▶ GOAL
Identify the lines holding "droite" and copy them.

▶ Extracted data entries
━━━━━━━━━━━━━━━━━━━━
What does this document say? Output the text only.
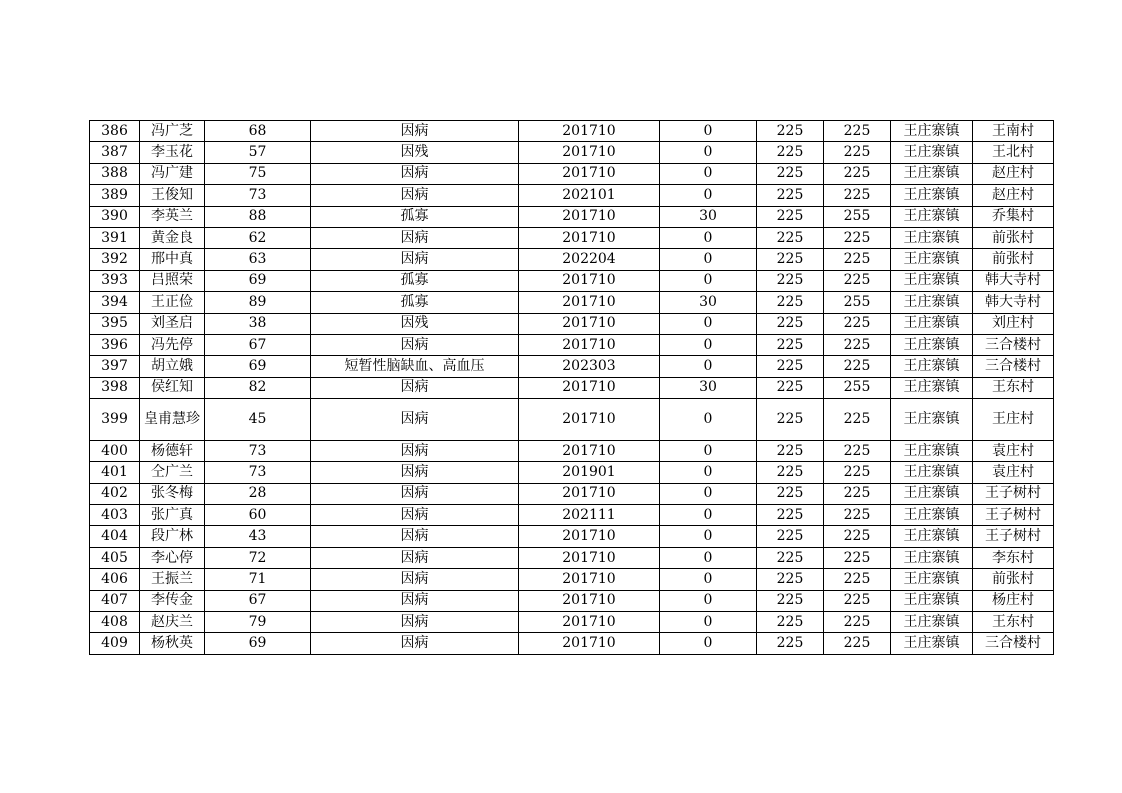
386	冯广芝	68	因病	201710	0	225	225	王庄寨镇	王南村
387	李玉花	57	因残	201710	0	225	225	王庄寨镇	王北村
388	冯广建	75	因病	201710	0	225	225	王庄寨镇	赵庄村
389	王俊知	73	因病	202101	0	225	225	王庄寨镇	赵庄村
390	李英兰	88	孤寡	201710	30	225	255	王庄寨镇	乔集村
391	黄金良	62	因病	201710	0	225	225	王庄寨镇	前张村
392	邢中真	63	因病	202204	0	225	225	王庄寨镇	前张村
393	吕照荣	69	孤寡	201710	0	225	225	王庄寨镇	韩大寺村
394	王正俭	89	孤寡	201710	30	225	255	王庄寨镇	韩大寺村
395	刘圣启	38	因残	201710	0	225	225	王庄寨镇	刘庄村
396	冯先停	67	因病	201710	0	225	225	王庄寨镇	三合楼村
397	胡立娥	69	短暂性脑缺血、高血压	202303	0	225	225	王庄寨镇	三合楼村
398	侯红知	82	因病	201710	30	225	255	王庄寨镇	王东村
399	皇甫慧珍	45	因病	201710	0	225	225	王庄寨镇	王庄村
400	杨德轩	73	因病	201710	0	225	225	王庄寨镇	袁庄村
401	仝广兰	73	因病	201901	0	225	225	王庄寨镇	袁庄村
402	张冬梅	28	因病	201710	0	225	225	王庄寨镇	王子树村
403	张广真	60	因病	202111	0	225	225	王庄寨镇	王子树村
404	段广林	43	因病	201710	0	225	225	王庄寨镇	王子树村
405	李心停	72	因病	201710	0	225	225	王庄寨镇	李东村
406	王振兰	71	因病	201710	0	225	225	王庄寨镇	前张村
407	李传金	67	因病	201710	0	225	225	王庄寨镇	杨庄村
408	赵庆兰	79	因病	201710	0	225	225	王庄寨镇	王东村
409	杨秋英	69	因病	201710	0	225	225	王庄寨镇	三合楼村
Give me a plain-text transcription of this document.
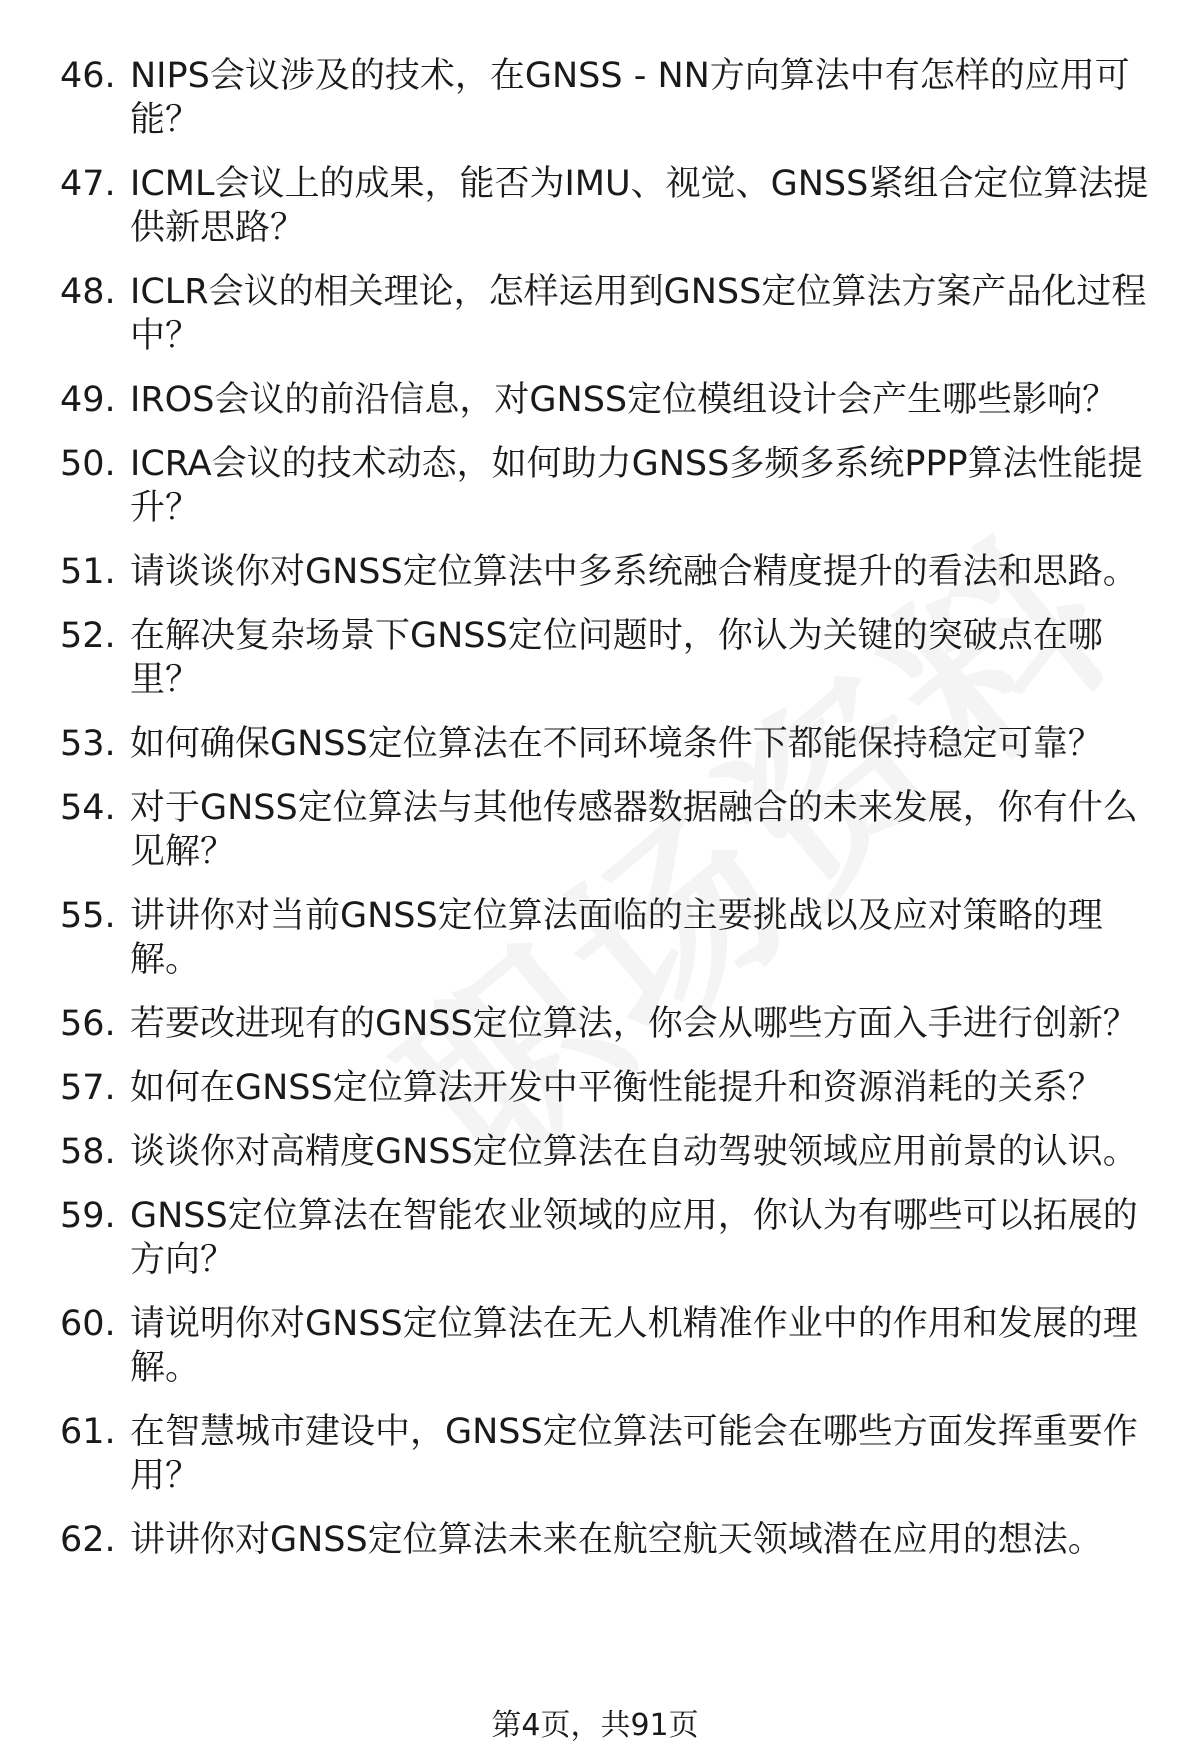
46. NIPS会议涉及的技术，在GNSS - NN方向算法中有怎样的应用可能？
47. ICML会议上的成果，能否为IMU、视觉、GNSS紧组合定位算法提供新思路？
48. ICLR会议的相关理论，怎样运用到GNSS定位算法方案产品化过程中？
49. IROS会议的前沿信息，对GNSS定位模组设计会产生哪些影响？
50. ICRA会议的技术动态，如何助力GNSS多频多系统PPP算法性能提升？
51. 请谈谈你对GNSS定位算法中多系统融合精度提升的看法和思路。
52. 在解决复杂场景下GNSS定位问题时，你认为关键的突破点在哪里？
53. 如何确保GNSS定位算法在不同环境条件下都能保持稳定可靠？
54. 对于GNSS定位算法与其他传感器数据融合的未来发展，你有什么见解？
55. 讲讲你对当前GNSS定位算法面临的主要挑战以及应对策略的理解。
56. 若要改进现有的GNSS定位算法，你会从哪些方面入手进行创新？
57. 如何在GNSS定位算法开发中平衡性能提升和资源消耗的关系？
58. 谈谈你对高精度GNSS定位算法在自动驾驶领域应用前景的认识。
59. GNSS定位算法在智能农业领域的应用，你认为有哪些可以拓展的方向？
60. 请说明你对GNSS定位算法在无人机精准作业中的作用和发展的理解。
61. 在智慧城市建设中，GNSS定位算法可能会在哪些方面发挥重要作用？
62. 讲讲你对GNSS定位算法未来在航空航天领域潜在应用的想法。
第4页，共91页
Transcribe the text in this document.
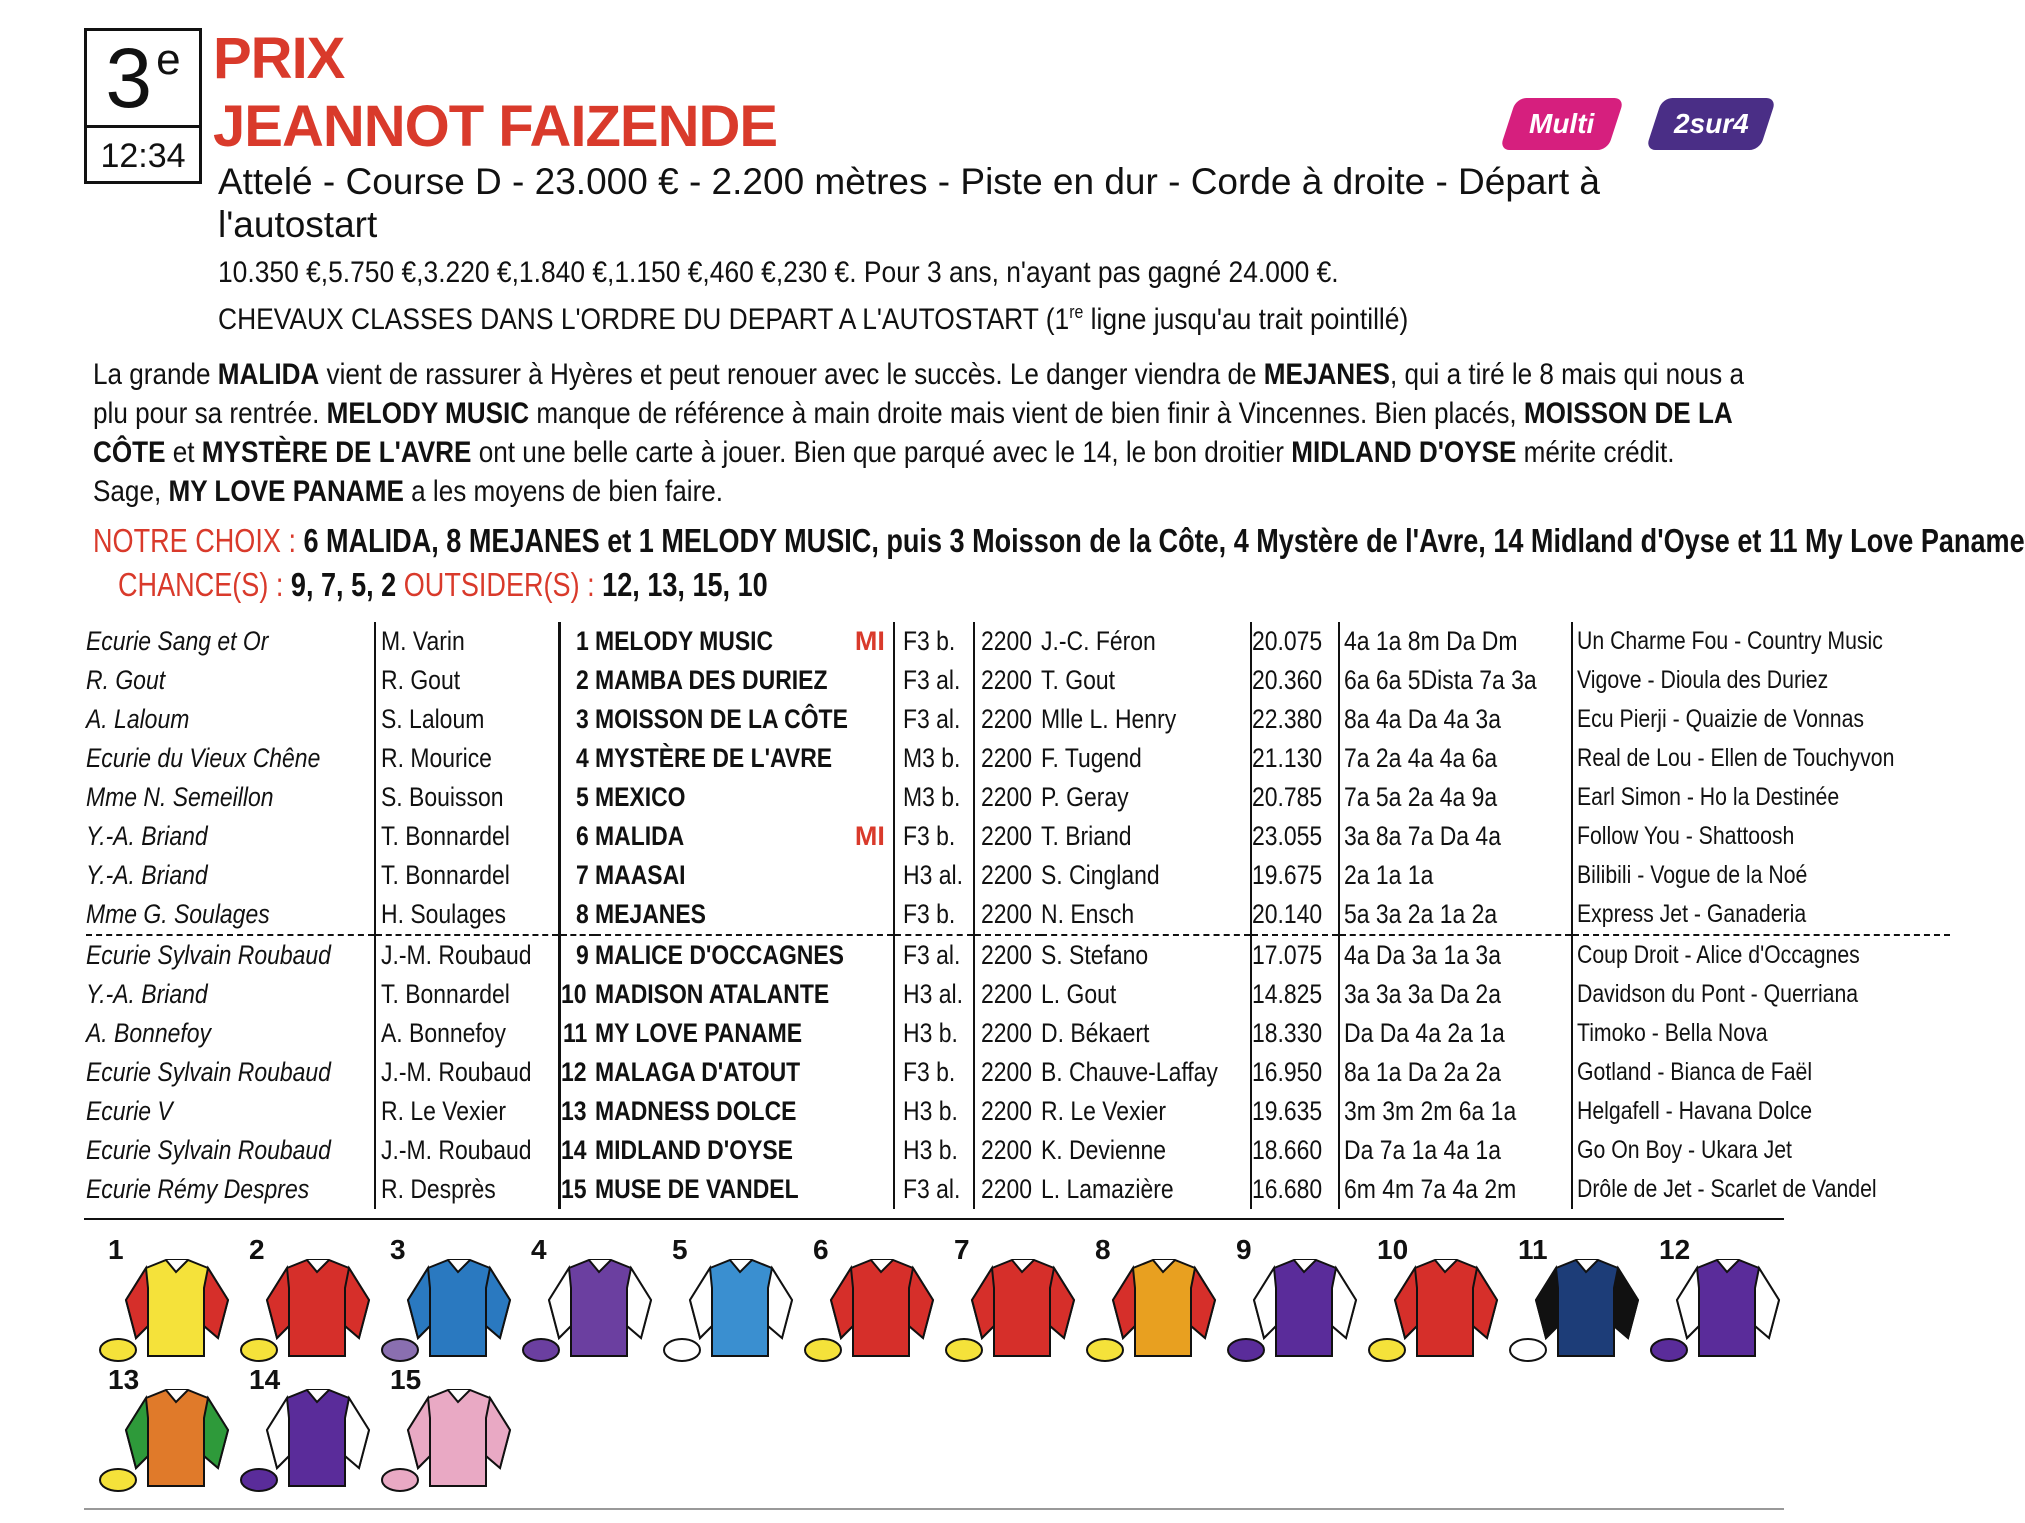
3e
12:34
PRIX
JEANNOT FAIZENDE	Multi	2sur4
Attelé - Course D - 23.000 € - 2.200 mètres - Piste en dur - Corde à droite - Départ à
l'autostart
10.350 €,5.750 €,3.220 €,1.840 €,1.150 €,460 €,230 €. Pour 3 ans, n'ayant pas gagné 24.000 €.
CHEVAUX CLASSES DANS L'ORDRE DU DEPART A L'AUTOSTART (1re ligne jusqu'au trait pointillé)
La grande MALIDA vient de rassurer à Hyères et peut renouer avec le succès. Le danger viendra de MEJANES, qui a tiré le 8 mais qui nous a plu pour sa rentrée. MELODY MUSIC manque de référence à main droite mais vient de bien finir à Vincennes. Bien placés, MOISSON DE LA CÔTE et MYSTÈRE DE L'AVRE ont une belle carte à jouer. Bien que parqué avec le 14, le bon droitier MIDLAND D'OYSE mérite crédit. Sage, MY LOVE PANAME a les moyens de bien faire.
NOTRE CHOIX : 6 MALIDA, 8 MEJANES et 1 MELODY MUSIC, puis 3 Moisson de la Côte, 4 Mystère de l'Avre, 14 Midland d'Oyse et 11 My Love Paname
CHANCE(S) : 9, 7, 5, 2 OUTSIDER(S) : 12, 13, 15, 10
Ecurie Sang et Or	M. Varin	1	MELODY MUSIC MI	F3 b.	2200	J.-C. Féron	20.075	4a 1a 8m Da Dm	Un Charme Fou - Country Music
R. Gout	R. Gout	2	MAMBA DES DURIEZ	F3 al.	2200	T. Gout	20.360	6a 6a 5Dista 7a 3a	Vigove - Dioula des Duriez
A. Laloum	S. Laloum	3	MOISSON DE LA CÔTE	F3 al.	2200	Mlle L. Henry	22.380	8a 4a Da 4a 3a	Ecu Pierji - Quaizie de Vonnas
Ecurie du Vieux Chêne	R. Mourice	4	MYSTÈRE DE L'AVRE	M3 b.	2200	F. Tugend	21.130	7a 2a 4a 4a 6a	Real de Lou - Ellen de Touchyvon
Mme N. Semeillon	S. Bouisson	5	MEXICO	M3 b.	2200	P. Geray	20.785	7a 5a 2a 4a 9a	Earl Simon - Ho la Destinée
Y.-A. Briand	T. Bonnardel	6	MALIDA MI	F3 b.	2200	T. Briand	23.055	3a 8a 7a Da 4a	Follow You - Shattoosh
Y.-A. Briand	T. Bonnardel	7	MAASAI	H3 al.	2200	S. Cingland	19.675	2a 1a 1a	Bilibili - Vogue de la Noé
Mme G. Soulages	H. Soulages	8	MEJANES	F3 b.	2200	N. Ensch	20.140	5a 3a 2a 1a 2a	Express Jet - Ganaderia
Ecurie Sylvain Roubaud	J.-M. Roubaud	9	MALICE D'OCCAGNES	F3 al.	2200	S. Stefano	17.075	4a Da 3a 1a 3a	Coup Droit - Alice d'Occagnes
Y.-A. Briand	T. Bonnardel	10	MADISON ATALANTE	H3 al.	2200	L. Gout	14.825	3a 3a 3a Da 2a	Davidson du Pont - Querriana
A. Bonnefoy	A. Bonnefoy	11	MY LOVE PANAME	H3 b.	2200	D. Békaert	18.330	Da Da 4a 2a 1a	Timoko - Bella Nova
Ecurie Sylvain Roubaud	J.-M. Roubaud	12	MALAGA D'ATOUT	F3 b.	2200	B. Chauve-Laffay	16.950	8a 1a Da 2a 2a	Gotland - Bianca de Faël
Ecurie V	R. Le Vexier	13	MADNESS DOLCE	H3 b.	2200	R. Le Vexier	19.635	3m 3m 2m 6a 1a	Helgafell - Havana Dolce
Ecurie Sylvain Roubaud	J.-M. Roubaud	14	MIDLAND D'OYSE	H3 b.	2200	K. Devienne	18.660	Da 7a 1a 4a 1a	Go On Boy - Ukara Jet
Ecurie Rémy Despres	R. Desprès	15	MUSE DE VANDEL	F3 al.	2200	L. Lamazière	16.680	6m 4m 7a 4a 2m	Drôle de Jet - Scarlet de Vandel
1	2	3	4	5	6	7	8	9	10	11	12
13	14	15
━━━━━━━━━━━━━━━━━━━━
▶ SOLUTION
Attelé - Course D - 23.000 € - 2.200 mètres - Piste en dur - Corde à droite - Départ à
La grande MALIDA vient de rassurer à Hyères et peut renouer avec le succès. Le danger viendra de MEJANES, qui a tiré le 8 mais qui nous a plu pour sa rentrée. MELODY MUSIC manque de référence à main droite mais vient de bien finir à Vincennes. Bien placés, MOISSON DE LA CÔTE et MYSTÈRE DE L'AVRE ont une belle carte à jouer. Bien que parqué avec le 14, le bon droitier MIDLAND D'OYSE mérite crédit. Sage, MY LOVE PANAME a les moyens de bien faire.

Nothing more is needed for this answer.